WHAT THE TASK ASKS » Quote all of the entries word for word.

(Records contained in a dataset)
** START **

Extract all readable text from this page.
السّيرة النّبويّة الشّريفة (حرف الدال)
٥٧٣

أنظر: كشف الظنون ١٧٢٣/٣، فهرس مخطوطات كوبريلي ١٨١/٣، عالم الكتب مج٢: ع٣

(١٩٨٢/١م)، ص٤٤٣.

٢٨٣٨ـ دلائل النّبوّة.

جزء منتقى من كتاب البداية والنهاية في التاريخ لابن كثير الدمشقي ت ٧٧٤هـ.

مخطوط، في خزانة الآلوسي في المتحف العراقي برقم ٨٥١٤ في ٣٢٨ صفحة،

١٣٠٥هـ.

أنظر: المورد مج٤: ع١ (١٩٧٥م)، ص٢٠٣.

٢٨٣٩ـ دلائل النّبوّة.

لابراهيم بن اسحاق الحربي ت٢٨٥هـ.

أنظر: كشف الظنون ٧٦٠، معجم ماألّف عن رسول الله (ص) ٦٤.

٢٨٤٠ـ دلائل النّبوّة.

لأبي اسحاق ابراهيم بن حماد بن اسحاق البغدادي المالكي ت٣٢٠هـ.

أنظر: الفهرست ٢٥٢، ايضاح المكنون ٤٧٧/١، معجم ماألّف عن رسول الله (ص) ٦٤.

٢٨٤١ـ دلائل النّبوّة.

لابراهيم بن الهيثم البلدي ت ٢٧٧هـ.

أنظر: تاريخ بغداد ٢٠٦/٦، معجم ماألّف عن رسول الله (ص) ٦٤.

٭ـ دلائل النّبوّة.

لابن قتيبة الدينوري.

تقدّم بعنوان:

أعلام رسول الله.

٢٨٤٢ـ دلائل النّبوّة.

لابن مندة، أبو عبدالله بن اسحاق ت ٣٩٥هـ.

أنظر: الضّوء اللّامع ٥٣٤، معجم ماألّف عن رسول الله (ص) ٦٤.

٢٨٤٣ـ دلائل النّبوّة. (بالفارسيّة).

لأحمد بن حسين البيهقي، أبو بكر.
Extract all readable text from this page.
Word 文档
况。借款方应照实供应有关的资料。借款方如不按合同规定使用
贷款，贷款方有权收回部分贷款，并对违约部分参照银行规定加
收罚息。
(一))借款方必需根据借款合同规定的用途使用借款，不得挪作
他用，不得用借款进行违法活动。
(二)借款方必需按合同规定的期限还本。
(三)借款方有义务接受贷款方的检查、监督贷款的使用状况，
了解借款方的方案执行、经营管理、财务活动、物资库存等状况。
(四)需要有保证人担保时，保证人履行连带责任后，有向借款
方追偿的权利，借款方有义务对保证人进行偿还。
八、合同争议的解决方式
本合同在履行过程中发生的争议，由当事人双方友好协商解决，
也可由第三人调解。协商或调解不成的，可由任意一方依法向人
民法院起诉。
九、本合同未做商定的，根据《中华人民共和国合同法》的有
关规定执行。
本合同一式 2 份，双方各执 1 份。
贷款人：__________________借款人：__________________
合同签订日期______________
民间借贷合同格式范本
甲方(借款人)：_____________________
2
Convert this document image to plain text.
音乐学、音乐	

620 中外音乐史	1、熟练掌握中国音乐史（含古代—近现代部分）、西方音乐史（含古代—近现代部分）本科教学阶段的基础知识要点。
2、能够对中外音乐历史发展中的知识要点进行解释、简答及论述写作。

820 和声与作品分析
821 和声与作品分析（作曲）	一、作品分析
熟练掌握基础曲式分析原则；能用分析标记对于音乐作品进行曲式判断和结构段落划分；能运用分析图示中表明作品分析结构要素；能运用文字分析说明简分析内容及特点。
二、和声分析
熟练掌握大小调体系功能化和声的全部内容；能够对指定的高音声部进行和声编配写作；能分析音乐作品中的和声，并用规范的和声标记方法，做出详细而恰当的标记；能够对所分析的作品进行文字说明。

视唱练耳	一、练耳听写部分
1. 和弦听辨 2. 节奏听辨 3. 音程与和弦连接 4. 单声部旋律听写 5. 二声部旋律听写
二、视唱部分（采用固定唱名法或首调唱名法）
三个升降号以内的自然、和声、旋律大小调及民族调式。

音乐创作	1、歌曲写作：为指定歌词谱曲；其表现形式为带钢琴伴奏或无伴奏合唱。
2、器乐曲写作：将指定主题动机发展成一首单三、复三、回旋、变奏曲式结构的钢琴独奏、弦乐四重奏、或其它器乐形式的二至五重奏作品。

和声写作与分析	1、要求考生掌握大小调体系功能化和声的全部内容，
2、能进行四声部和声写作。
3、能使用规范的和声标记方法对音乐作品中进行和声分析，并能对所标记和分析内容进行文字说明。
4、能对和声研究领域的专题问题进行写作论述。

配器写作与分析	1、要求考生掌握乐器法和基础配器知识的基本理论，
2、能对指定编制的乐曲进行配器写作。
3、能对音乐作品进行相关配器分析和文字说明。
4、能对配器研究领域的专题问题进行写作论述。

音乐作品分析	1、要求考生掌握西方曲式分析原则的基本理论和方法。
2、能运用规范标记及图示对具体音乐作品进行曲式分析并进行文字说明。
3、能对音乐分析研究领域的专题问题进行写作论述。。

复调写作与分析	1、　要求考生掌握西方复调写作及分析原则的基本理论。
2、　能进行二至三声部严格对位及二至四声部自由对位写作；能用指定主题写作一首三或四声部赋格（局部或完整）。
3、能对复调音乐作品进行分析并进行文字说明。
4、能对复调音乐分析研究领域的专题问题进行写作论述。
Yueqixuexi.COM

** END **

RESULT FOR THIS EXERCISE »
Extract all readable text from this page.
السّيرة النّبويّة الشّريفة (حرف الدال)
٥٧٣

أنظر: كشف الظنون ١٧٢٣/٣، فهرس مخطوطات كوبريلي ١٨١/٣، عالم الكتب مج٢: ع٣

(١٩٨٢/١م)، ص٤٤٣.

٢٨٣٨ـ دلائل النّبوّة.

جزء منتقى من كتاب البداية والنهاية في التاريخ لابن كثير الدمشقي ت ٧٧٤هـ.

مخطوط، في خزانة الآلوسي في المتحف العراقي برقم ٨٥١٤ في ٣٢٨ صفحة،

١٣٠٥هـ.

أنظر: المورد مج٤: ع١ (١٩٧٥م)، ص٢٠٣.

٢٨٣٩ـ دلائل النّبوّة.

لابراهيم بن اسحاق الحربي ت٢٨٥هـ.

أنظر: كشف الظنون ٧٦٠، معجم ماألّف عن رسول الله (ص) ٦٤.

٢٨٤٠ـ دلائل النّبوّة.

لأبي اسحاق ابراهيم بن حماد بن اسحاق البغدادي المالكي ت٣٢٠هـ.

أنظر: الفهرست ٢٥٢، ايضاح المكنون ٤٧٧/١، معجم ماألّف عن رسول الله (ص) ٦٤.

٢٨٤١ـ دلائل النّبوّة.

لابراهيم بن الهيثم البلدي ت ٢٧٧هـ.

أنظر: تاريخ بغداد ٢٠٦/٦، معجم ماألّف عن رسول الله (ص) ٦٤.

٭ـ دلائل النّبوّة.

لابن قتيبة الدينوري.

تقدّم بعنوان:

أعلام رسول الله.

٢٨٤٢ـ دلائل النّبوّة.

لابن مندة، أبو عبدالله بن اسحاق ت ٣٩٥هـ.

أنظر: الضّوء اللّامع ٥٣٤، معجم ماألّف عن رسول الله (ص) ٦٤.

٢٨٤٣ـ دلائل النّبوّة. (بالفارسيّة).

لأحمد بن حسين البيهقي، أبو بكر.
Extract all readable text from this page.
Word 文档
况。借款方应照实供应有关的资料。借款方如不按合同规定使用
贷款，贷款方有权收回部分贷款，并对违约部分参照银行规定加
收罚息。
(一))借款方必需根据借款合同规定的用途使用借款，不得挪作
他用，不得用借款进行违法活动。
(二)借款方必需按合同规定的期限还本。
(三)借款方有义务接受贷款方的检查、监督贷款的使用状况，
了解借款方的方案执行、经营管理、财务活动、物资库存等状况。
(四)需要有保证人担保时，保证人履行连带责任后，有向借款
方追偿的权利，借款方有义务对保证人进行偿还。
八、合同争议的解决方式
本合同在履行过程中发生的争议，由当事人双方友好协商解决，
也可由第三人调解。协商或调解不成的，可由任意一方依法向人
民法院起诉。
九、本合同未做商定的，根据《中华人民共和国合同法》的有
关规定执行。
本合同一式 2 份，双方各执 1 份。
贷款人：__________________借款人：__________________
合同签订日期______________
民间借贷合同格式范本
甲方(借款人)：_____________________
2
Convert this document image to plain text.
音乐学、音乐	

620 中外音乐史	1、熟练掌握中国音乐史（含古代—近现代部分）、西方音乐史（含古代—近现代部分）本科教学阶段的基础知识要点。
2、能够对中外音乐历史发展中的知识要点进行解释、简答及论述写作。

820 和声与作品分析
821 和声与作品分析（作曲）	一、作品分析
熟练掌握基础曲式分析原则；能用分析标记对于音乐作品进行曲式判断和结构段落划分；能运用分析图示中表明作品分析结构要素；能运用文字分析说明简分析内容及特点。
二、和声分析
熟练掌握大小调体系功能化和声的全部内容；能够对指定的高音声部进行和声编配写作；能分析音乐作品中的和声，并用规范的和声标记方法，做出详细而恰当的标记；能够对所分析的作品进行文字说明。

视唱练耳	一、练耳听写部分
1. 和弦听辨 2. 节奏听辨 3. 音程与和弦连接 4. 单声部旋律听写 5. 二声部旋律听写
二、视唱部分（采用固定唱名法或首调唱名法）
三个升降号以内的自然、和声、旋律大小调及民族调式。

音乐创作	1、歌曲写作：为指定歌词谱曲；其表现形式为带钢琴伴奏或无伴奏合唱。
2、器乐曲写作：将指定主题动机发展成一首单三、复三、回旋、变奏曲式结构的钢琴独奏、弦乐四重奏、或其它器乐形式的二至五重奏作品。

和声写作与分析	1、要求考生掌握大小调体系功能化和声的全部内容，
2、能进行四声部和声写作。
3、能使用规范的和声标记方法对音乐作品中进行和声分析，并能对所标记和分析内容进行文字说明。
4、能对和声研究领域的专题问题进行写作论述。

配器写作与分析	1、要求考生掌握乐器法和基础配器知识的基本理论，
2、能对指定编制的乐曲进行配器写作。
3、能对音乐作品进行相关配器分析和文字说明。
4、能对配器研究领域的专题问题进行写作论述。

音乐作品分析	1、要求考生掌握西方曲式分析原则的基本理论和方法。
2、能运用规范标记及图示对具体音乐作品进行曲式分析并进行文字说明。
3、能对音乐分析研究领域的专题问题进行写作论述。。

复调写作与分析	1、　要求考生掌握西方复调写作及分析原则的基本理论。
2、　能进行二至三声部严格对位及二至四声部自由对位写作；能用指定主题写作一首三或四声部赋格（局部或完整）。
3、能对复调音乐作品进行分析并进行文字说明。
4、能对复调音乐分析研究领域的专题问题进行写作论述。
Yueqixuexi.COM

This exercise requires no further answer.